• Required task
Spot each line that carries the word "heading"; copy those lines.

==== Input for this task ====

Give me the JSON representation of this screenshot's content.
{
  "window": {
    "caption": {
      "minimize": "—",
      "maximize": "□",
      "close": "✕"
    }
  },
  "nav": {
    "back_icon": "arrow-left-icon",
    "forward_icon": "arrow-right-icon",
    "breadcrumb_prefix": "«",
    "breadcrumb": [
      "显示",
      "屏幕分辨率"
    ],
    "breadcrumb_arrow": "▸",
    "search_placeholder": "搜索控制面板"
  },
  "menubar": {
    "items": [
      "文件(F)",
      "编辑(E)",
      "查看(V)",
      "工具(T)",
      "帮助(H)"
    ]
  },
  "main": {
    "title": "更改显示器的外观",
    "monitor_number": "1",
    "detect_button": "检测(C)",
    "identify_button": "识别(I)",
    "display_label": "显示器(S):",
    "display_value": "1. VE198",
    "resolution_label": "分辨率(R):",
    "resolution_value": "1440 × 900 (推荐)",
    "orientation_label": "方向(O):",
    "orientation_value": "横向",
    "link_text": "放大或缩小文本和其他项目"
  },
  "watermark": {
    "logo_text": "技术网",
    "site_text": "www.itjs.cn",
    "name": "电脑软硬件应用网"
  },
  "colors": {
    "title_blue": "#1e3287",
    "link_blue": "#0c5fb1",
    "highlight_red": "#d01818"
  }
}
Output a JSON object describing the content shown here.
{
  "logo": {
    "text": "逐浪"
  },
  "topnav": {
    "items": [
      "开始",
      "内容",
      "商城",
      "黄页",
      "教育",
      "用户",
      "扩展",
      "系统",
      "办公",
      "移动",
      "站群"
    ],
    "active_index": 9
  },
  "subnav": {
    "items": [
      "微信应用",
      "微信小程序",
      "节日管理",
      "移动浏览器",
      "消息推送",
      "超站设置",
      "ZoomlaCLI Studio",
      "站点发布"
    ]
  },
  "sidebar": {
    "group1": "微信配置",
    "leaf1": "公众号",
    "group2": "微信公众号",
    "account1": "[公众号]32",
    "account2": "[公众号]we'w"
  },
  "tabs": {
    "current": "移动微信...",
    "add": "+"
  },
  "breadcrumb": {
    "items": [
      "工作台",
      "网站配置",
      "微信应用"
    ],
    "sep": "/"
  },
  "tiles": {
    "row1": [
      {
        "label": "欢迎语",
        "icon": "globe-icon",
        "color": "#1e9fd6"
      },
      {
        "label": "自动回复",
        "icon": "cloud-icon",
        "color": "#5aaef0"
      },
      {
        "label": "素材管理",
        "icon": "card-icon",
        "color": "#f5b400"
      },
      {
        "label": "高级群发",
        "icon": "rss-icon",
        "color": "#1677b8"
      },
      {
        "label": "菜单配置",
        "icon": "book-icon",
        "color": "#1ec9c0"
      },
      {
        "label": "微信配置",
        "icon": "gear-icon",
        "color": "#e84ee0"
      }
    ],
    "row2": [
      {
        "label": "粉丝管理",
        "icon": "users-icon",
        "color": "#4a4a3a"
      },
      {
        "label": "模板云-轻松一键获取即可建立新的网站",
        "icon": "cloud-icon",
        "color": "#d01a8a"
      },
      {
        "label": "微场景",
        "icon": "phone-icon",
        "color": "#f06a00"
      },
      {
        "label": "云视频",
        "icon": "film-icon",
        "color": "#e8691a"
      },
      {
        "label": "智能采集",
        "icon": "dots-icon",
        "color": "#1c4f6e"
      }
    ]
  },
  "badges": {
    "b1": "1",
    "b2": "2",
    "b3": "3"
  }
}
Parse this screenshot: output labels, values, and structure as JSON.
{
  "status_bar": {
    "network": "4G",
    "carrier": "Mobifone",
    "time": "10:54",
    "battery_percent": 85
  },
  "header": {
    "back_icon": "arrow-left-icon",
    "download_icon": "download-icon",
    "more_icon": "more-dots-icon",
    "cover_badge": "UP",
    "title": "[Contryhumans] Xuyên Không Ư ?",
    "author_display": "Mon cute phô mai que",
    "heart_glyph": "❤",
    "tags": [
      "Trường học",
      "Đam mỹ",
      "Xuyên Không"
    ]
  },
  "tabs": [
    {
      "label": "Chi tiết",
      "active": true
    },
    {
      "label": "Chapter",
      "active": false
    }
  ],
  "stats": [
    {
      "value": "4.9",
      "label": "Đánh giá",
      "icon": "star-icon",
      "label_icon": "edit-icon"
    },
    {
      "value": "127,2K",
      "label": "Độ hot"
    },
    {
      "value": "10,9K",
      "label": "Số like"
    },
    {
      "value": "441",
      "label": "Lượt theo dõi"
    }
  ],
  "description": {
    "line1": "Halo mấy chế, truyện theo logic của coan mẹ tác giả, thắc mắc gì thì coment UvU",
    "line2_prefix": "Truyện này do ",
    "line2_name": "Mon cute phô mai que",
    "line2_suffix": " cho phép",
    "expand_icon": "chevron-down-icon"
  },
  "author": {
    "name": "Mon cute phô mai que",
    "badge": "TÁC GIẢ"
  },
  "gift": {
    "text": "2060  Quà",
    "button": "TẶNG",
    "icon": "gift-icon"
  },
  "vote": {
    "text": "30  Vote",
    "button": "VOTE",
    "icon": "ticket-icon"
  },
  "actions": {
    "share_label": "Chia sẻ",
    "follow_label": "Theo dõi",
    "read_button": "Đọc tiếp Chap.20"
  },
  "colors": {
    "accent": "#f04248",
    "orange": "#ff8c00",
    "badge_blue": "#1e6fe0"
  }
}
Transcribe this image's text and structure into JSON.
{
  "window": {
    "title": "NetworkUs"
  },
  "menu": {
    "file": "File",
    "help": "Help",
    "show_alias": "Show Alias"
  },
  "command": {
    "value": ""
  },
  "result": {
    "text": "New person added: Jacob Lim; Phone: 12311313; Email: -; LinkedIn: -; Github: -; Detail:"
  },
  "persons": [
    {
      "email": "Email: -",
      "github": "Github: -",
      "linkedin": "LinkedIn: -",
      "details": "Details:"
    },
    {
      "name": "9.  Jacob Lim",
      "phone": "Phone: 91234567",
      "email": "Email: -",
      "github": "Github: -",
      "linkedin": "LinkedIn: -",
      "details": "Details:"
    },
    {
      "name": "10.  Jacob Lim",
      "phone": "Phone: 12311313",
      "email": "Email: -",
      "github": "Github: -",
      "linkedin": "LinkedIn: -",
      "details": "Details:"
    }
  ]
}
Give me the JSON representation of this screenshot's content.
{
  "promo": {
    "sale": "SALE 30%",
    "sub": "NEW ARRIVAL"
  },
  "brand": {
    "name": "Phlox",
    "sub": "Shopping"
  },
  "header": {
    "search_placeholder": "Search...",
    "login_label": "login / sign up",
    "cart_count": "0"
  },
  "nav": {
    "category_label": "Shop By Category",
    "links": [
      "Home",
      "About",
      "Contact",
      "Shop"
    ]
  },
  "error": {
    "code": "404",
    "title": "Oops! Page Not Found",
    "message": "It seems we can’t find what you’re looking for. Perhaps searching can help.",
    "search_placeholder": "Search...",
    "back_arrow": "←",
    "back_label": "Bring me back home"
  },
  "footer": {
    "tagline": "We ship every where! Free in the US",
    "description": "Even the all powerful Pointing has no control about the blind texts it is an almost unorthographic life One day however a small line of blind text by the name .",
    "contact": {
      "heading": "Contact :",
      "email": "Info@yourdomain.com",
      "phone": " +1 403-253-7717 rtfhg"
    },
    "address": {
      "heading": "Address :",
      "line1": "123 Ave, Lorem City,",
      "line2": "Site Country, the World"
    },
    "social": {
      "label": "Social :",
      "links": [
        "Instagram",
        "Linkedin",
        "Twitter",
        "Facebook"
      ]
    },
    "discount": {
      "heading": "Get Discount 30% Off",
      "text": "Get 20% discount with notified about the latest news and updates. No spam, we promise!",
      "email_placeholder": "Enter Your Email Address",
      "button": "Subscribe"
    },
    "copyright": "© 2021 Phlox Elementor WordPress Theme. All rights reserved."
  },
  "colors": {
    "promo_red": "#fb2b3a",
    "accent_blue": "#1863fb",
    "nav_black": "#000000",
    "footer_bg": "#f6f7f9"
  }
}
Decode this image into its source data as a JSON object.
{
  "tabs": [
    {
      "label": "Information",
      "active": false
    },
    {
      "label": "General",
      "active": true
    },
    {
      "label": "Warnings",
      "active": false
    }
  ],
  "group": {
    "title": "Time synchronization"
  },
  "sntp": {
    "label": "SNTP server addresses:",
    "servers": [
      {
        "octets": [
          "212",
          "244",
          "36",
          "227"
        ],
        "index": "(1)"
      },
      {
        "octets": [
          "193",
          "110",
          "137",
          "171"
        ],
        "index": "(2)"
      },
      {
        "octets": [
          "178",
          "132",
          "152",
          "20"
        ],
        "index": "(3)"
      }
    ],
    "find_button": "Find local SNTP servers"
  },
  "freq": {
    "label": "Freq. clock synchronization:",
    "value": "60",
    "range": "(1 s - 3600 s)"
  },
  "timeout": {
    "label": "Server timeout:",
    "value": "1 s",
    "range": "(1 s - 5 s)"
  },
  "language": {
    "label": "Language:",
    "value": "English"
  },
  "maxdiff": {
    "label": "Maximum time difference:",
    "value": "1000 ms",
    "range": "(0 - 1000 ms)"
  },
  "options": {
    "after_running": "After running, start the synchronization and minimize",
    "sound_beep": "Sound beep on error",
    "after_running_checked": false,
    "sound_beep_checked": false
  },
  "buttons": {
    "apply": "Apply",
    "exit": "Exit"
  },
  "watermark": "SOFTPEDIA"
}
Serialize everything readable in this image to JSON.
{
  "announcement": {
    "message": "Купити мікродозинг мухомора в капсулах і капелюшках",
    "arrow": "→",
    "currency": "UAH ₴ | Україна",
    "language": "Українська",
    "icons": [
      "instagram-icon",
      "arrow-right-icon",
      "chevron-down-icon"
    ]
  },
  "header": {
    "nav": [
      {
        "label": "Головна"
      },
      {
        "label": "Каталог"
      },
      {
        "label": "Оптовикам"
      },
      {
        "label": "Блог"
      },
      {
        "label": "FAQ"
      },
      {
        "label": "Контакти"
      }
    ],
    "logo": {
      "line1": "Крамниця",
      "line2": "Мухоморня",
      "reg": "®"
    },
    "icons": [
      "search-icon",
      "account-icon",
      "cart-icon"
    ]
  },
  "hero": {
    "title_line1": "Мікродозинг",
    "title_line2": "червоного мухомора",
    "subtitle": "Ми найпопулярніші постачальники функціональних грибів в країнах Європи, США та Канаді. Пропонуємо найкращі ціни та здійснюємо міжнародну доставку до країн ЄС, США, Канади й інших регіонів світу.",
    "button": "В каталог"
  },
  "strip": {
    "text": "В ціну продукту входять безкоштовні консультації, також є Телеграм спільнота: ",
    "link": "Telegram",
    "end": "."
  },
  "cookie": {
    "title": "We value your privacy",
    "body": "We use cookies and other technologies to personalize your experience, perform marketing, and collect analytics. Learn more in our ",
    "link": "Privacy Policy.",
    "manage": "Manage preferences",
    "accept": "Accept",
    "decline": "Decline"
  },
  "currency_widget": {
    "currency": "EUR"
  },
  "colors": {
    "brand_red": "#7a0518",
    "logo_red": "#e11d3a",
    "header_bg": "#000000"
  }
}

====

• Correct result
      "heading": "Contact :",
      "heading": "Address :",
      "heading": "Get Discount 30% Off",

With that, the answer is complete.